Goal of the exercise => Copy every line from the records below that holds the word "type".

Extracted material =>
::::
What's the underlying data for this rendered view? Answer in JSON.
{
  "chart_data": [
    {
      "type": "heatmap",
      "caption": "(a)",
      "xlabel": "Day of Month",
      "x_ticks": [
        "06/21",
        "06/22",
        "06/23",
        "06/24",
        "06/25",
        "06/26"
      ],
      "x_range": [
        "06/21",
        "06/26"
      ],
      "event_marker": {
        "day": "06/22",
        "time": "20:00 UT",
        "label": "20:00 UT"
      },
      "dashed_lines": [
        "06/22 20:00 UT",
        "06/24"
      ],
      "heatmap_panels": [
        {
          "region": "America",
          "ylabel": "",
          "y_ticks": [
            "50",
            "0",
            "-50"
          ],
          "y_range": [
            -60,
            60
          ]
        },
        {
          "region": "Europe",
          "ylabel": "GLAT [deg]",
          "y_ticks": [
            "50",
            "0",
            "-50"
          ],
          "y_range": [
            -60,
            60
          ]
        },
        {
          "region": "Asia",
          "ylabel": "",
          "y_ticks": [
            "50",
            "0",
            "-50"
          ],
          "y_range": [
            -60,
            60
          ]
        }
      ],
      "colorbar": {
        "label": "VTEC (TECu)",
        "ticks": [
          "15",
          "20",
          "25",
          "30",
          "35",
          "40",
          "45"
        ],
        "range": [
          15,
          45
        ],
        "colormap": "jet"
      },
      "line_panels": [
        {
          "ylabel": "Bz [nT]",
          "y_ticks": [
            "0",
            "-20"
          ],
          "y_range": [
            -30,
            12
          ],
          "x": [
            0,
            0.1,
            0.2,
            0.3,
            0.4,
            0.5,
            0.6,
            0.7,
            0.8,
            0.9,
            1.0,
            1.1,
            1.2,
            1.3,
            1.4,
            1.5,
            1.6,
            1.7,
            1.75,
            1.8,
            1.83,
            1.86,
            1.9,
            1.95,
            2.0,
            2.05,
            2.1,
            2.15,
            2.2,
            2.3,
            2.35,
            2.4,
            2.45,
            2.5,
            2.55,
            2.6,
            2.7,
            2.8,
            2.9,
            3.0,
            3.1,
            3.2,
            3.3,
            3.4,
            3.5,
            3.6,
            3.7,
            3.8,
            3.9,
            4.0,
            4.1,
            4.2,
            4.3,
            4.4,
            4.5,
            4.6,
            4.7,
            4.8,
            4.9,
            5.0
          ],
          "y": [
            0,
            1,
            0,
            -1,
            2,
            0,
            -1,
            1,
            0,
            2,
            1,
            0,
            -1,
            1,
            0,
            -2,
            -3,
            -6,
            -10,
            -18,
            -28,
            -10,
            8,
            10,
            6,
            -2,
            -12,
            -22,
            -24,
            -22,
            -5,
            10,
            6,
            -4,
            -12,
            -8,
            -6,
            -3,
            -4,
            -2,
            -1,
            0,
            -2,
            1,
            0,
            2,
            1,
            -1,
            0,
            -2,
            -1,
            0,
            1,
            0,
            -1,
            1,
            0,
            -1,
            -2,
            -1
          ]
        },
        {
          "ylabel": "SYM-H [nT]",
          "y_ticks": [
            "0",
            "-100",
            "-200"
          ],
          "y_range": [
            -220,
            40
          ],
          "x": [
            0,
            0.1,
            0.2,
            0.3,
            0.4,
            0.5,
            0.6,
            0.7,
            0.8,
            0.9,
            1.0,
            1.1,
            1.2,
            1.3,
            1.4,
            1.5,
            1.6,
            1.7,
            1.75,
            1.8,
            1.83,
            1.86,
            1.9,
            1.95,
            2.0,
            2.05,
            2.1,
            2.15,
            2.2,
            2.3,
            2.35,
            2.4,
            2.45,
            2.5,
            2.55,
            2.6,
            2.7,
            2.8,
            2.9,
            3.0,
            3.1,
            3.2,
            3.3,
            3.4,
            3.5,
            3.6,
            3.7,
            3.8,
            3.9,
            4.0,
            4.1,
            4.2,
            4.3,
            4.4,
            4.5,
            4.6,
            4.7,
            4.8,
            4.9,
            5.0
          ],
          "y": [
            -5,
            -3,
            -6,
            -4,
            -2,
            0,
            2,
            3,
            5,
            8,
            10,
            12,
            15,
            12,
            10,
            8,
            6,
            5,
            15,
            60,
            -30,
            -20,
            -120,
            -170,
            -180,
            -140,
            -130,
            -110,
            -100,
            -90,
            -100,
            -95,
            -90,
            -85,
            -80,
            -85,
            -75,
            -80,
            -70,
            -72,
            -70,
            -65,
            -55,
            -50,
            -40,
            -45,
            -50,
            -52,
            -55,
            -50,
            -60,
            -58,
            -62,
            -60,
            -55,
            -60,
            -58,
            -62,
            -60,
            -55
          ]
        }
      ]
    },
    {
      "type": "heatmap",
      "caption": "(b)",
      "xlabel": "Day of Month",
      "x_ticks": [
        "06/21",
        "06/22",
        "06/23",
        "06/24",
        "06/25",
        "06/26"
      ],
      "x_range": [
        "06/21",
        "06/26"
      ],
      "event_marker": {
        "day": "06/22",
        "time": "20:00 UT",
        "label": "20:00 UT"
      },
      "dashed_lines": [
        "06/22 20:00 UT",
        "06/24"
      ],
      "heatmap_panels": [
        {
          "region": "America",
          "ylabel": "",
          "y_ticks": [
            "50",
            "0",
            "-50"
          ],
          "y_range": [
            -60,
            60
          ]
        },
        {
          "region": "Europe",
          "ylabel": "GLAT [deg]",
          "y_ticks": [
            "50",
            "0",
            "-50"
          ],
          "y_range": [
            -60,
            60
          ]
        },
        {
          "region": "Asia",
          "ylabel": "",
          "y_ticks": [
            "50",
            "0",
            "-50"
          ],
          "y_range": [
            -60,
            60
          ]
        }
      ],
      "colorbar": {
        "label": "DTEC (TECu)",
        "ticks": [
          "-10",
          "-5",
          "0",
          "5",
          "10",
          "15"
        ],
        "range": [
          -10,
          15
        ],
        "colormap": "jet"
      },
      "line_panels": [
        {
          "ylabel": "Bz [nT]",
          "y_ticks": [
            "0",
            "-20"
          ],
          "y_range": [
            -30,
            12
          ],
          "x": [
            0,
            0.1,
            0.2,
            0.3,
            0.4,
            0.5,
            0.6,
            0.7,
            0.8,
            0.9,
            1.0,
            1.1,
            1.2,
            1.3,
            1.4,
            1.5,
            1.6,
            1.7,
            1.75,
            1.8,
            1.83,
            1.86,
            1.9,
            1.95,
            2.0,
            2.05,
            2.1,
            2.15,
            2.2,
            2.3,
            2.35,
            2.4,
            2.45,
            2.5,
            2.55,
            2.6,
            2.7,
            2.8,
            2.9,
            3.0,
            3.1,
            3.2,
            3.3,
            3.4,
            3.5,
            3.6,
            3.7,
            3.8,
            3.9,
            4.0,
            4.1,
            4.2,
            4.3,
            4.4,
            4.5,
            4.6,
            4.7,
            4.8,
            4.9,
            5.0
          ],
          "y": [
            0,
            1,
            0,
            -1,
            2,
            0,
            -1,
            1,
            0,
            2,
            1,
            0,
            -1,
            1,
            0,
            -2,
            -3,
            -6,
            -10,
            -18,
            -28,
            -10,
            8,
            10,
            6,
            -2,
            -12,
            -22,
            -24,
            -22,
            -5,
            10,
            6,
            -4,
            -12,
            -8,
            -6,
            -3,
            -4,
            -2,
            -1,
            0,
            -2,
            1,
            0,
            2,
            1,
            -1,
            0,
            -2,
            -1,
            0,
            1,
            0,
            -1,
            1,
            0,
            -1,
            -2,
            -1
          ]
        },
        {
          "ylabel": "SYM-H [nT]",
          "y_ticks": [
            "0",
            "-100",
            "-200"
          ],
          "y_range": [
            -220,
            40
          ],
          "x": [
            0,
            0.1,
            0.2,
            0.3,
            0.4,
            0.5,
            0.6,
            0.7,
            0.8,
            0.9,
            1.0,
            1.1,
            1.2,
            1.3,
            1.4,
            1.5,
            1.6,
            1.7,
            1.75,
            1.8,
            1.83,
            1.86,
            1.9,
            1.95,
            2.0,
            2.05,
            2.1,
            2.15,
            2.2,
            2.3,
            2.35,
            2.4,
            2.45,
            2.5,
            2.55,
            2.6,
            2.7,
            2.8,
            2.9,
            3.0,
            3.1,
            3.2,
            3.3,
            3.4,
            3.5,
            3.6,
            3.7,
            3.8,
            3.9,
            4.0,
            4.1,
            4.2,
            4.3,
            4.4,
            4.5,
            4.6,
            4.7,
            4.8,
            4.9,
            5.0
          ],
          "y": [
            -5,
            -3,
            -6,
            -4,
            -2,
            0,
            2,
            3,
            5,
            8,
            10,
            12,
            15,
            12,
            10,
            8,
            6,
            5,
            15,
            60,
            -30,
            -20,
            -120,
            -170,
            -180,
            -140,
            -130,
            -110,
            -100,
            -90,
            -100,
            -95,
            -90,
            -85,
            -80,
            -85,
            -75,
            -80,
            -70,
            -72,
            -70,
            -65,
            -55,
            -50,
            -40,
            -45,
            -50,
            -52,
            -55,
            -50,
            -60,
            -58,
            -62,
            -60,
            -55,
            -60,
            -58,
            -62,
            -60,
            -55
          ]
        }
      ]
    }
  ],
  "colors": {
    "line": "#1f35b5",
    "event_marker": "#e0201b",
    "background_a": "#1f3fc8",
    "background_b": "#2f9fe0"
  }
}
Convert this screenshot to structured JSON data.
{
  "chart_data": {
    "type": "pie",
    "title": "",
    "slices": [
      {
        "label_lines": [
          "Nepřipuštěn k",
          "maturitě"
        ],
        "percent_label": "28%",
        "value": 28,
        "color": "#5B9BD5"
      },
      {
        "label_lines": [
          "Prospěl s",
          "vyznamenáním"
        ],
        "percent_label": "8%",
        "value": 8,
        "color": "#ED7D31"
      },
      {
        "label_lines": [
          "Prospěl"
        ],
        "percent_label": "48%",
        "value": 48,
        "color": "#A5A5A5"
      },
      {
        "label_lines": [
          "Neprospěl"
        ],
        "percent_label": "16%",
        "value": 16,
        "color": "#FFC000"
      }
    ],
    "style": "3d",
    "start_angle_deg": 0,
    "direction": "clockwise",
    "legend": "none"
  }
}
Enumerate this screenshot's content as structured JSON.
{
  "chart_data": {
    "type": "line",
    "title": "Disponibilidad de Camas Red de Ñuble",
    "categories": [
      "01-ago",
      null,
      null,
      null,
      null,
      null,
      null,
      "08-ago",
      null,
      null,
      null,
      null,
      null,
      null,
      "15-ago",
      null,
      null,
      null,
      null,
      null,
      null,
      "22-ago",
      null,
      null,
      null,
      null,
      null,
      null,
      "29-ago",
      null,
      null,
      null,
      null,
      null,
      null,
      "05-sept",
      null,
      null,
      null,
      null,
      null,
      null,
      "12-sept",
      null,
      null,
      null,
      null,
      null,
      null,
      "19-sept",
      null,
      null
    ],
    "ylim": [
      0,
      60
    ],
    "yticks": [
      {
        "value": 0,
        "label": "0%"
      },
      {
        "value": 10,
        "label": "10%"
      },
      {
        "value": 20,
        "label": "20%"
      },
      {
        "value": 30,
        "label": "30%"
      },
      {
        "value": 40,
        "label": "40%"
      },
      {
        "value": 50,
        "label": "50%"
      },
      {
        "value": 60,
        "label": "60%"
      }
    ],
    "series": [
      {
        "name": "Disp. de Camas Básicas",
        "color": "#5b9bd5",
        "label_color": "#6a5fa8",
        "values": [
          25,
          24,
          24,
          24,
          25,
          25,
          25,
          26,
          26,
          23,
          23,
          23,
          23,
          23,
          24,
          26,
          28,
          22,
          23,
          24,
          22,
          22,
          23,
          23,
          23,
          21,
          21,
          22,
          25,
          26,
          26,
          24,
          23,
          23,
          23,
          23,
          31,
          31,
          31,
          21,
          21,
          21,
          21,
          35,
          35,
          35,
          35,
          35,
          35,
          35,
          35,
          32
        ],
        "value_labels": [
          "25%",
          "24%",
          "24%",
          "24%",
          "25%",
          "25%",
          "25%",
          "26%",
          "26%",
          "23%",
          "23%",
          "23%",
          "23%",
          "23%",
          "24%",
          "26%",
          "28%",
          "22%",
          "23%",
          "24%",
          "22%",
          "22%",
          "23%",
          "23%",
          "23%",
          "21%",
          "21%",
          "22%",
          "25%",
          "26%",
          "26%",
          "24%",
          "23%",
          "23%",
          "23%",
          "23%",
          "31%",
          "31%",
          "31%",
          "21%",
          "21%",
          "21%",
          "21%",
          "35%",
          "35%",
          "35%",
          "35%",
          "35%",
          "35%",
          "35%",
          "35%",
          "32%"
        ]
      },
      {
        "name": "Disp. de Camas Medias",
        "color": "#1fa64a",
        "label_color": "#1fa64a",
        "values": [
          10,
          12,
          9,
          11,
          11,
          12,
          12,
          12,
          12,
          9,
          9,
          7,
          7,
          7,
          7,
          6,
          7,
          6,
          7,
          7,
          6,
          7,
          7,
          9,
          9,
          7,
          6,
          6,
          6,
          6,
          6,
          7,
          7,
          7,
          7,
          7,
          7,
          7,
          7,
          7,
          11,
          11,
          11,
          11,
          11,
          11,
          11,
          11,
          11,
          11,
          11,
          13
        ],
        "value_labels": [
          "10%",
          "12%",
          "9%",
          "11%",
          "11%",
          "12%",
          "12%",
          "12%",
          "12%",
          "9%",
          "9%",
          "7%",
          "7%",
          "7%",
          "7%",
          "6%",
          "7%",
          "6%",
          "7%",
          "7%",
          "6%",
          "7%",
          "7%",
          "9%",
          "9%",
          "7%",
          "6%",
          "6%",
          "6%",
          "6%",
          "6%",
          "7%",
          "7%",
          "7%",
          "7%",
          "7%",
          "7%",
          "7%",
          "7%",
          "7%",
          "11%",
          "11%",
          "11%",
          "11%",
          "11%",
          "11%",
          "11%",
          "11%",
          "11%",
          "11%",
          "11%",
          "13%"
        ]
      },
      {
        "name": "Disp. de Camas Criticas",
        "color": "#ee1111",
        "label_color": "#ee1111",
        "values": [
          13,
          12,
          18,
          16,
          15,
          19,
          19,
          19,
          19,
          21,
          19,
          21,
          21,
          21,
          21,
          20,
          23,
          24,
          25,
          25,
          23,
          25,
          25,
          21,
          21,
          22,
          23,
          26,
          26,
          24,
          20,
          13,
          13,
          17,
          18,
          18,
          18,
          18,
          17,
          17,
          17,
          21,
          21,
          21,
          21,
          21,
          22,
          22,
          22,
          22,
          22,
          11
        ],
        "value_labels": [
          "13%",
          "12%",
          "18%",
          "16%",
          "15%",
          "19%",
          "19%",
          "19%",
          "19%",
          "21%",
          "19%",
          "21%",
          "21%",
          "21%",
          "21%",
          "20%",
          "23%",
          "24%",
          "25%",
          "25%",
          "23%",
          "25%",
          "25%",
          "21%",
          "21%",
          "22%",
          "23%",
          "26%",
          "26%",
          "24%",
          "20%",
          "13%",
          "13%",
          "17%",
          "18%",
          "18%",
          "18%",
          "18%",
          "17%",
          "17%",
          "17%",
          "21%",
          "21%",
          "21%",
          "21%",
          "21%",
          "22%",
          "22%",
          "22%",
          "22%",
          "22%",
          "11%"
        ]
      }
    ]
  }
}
::::
Solution =>
      "type": "heatmap",
      "type": "heatmap",
    "type": "pie",
    "type": "line",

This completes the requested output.